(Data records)
>> BEGIN
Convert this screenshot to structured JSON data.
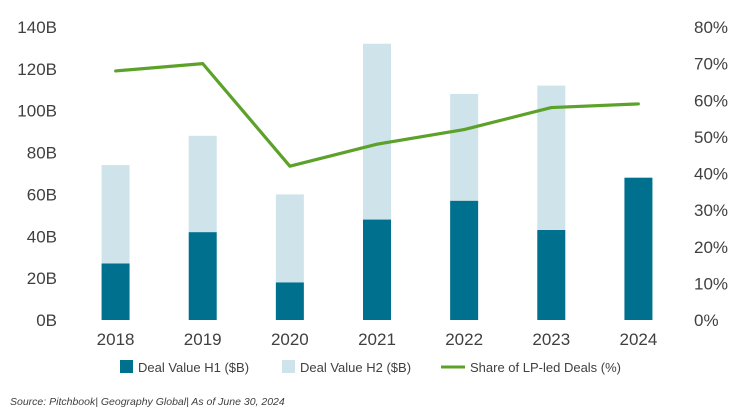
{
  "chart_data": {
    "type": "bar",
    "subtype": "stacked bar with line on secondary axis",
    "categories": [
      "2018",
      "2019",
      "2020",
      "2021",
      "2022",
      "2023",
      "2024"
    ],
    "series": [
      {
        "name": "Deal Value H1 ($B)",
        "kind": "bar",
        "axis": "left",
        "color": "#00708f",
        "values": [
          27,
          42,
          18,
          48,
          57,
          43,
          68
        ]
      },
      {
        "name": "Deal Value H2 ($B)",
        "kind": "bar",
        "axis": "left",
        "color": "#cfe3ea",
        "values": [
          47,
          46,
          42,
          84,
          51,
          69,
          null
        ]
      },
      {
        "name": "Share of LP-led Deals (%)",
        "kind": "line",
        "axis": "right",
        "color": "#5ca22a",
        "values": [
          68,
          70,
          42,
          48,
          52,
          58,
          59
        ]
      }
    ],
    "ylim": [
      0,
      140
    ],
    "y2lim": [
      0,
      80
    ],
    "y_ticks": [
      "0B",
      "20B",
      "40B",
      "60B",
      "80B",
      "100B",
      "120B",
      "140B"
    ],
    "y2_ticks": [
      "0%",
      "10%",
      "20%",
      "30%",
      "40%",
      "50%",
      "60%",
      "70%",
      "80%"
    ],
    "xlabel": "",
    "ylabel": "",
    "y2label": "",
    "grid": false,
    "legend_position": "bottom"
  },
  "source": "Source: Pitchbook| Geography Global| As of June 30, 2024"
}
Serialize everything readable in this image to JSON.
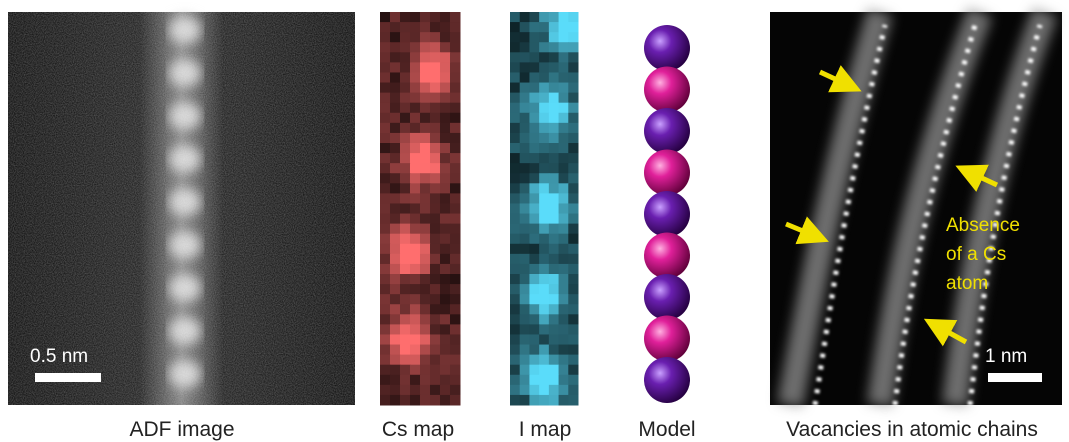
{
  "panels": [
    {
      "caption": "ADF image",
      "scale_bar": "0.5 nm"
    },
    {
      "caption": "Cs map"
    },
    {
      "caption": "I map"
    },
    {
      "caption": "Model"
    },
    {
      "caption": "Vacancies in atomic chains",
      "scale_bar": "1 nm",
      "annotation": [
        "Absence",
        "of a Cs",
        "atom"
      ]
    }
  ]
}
>> END
>> BEGIN
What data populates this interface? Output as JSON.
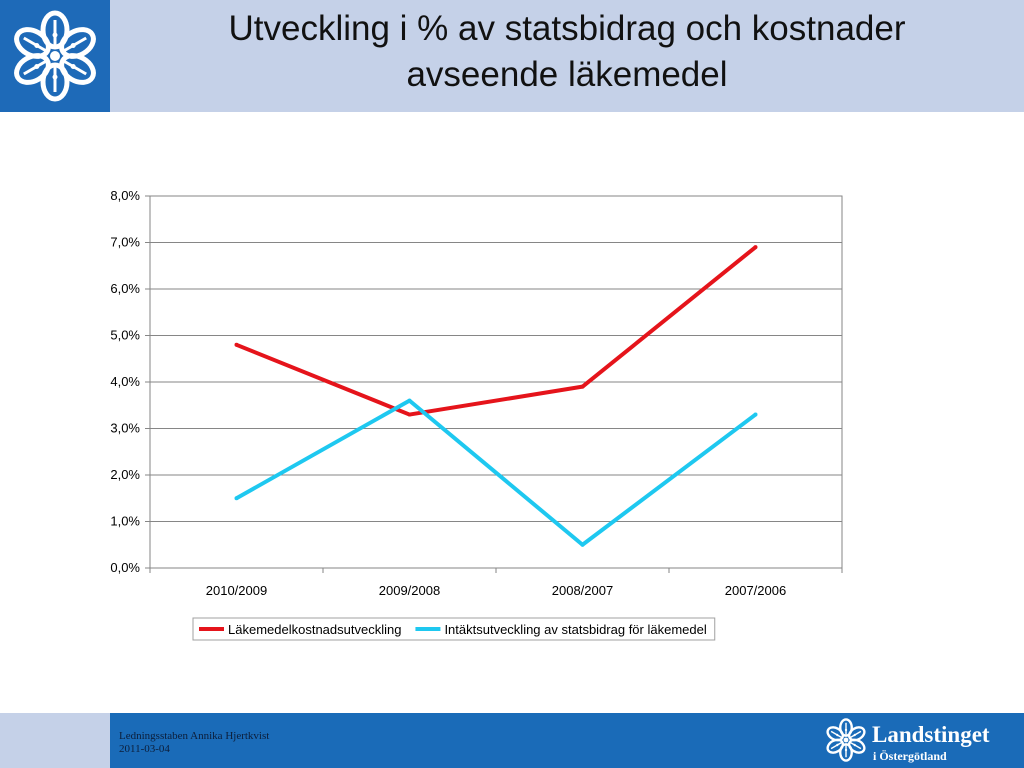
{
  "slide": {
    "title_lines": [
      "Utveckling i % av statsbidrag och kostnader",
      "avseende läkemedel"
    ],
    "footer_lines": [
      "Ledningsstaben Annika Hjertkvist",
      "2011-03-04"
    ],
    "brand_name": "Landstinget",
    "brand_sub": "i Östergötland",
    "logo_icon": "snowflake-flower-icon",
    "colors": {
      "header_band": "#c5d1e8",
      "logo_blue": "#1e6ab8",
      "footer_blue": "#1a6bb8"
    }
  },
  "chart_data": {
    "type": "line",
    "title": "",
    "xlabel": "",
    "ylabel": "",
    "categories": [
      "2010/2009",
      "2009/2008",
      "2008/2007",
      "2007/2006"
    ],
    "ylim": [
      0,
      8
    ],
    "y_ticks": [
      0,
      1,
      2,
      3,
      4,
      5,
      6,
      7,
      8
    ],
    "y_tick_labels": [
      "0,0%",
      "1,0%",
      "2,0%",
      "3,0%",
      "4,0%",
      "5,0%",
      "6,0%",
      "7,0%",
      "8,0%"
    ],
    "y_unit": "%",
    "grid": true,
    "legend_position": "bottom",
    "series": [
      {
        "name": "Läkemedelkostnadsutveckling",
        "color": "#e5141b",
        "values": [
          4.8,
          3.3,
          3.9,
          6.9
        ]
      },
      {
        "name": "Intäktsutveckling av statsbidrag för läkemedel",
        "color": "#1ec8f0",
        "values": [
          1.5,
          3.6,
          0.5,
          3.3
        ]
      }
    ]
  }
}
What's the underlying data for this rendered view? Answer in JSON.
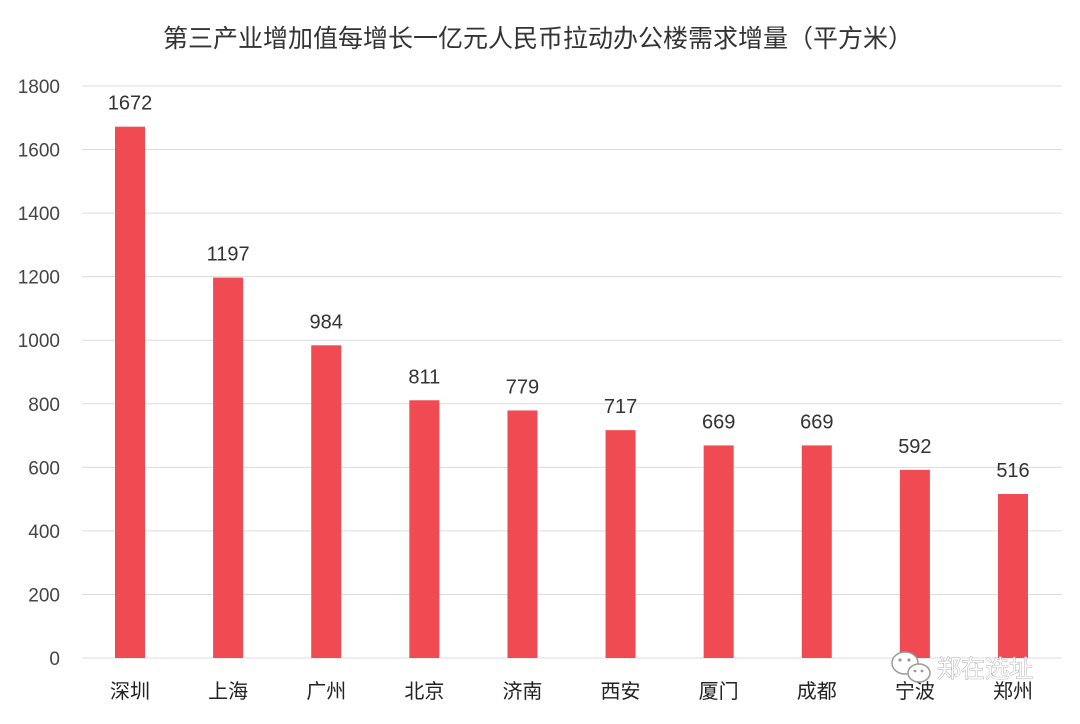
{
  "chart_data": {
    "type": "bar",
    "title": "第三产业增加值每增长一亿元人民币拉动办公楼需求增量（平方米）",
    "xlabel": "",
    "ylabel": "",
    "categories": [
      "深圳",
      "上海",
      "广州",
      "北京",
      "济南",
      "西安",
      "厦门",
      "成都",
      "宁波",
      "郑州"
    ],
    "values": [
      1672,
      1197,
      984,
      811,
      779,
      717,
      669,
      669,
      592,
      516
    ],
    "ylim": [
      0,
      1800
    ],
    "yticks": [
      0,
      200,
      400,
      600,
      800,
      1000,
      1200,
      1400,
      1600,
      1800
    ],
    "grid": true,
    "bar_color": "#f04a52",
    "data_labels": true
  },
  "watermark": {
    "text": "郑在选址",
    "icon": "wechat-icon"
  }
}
>> END
Pick out the lines above containing the word "What", then copy them.

What data populates this interface? Output as JSON.
What's the underlying data for this rendered view? Answer in JSON.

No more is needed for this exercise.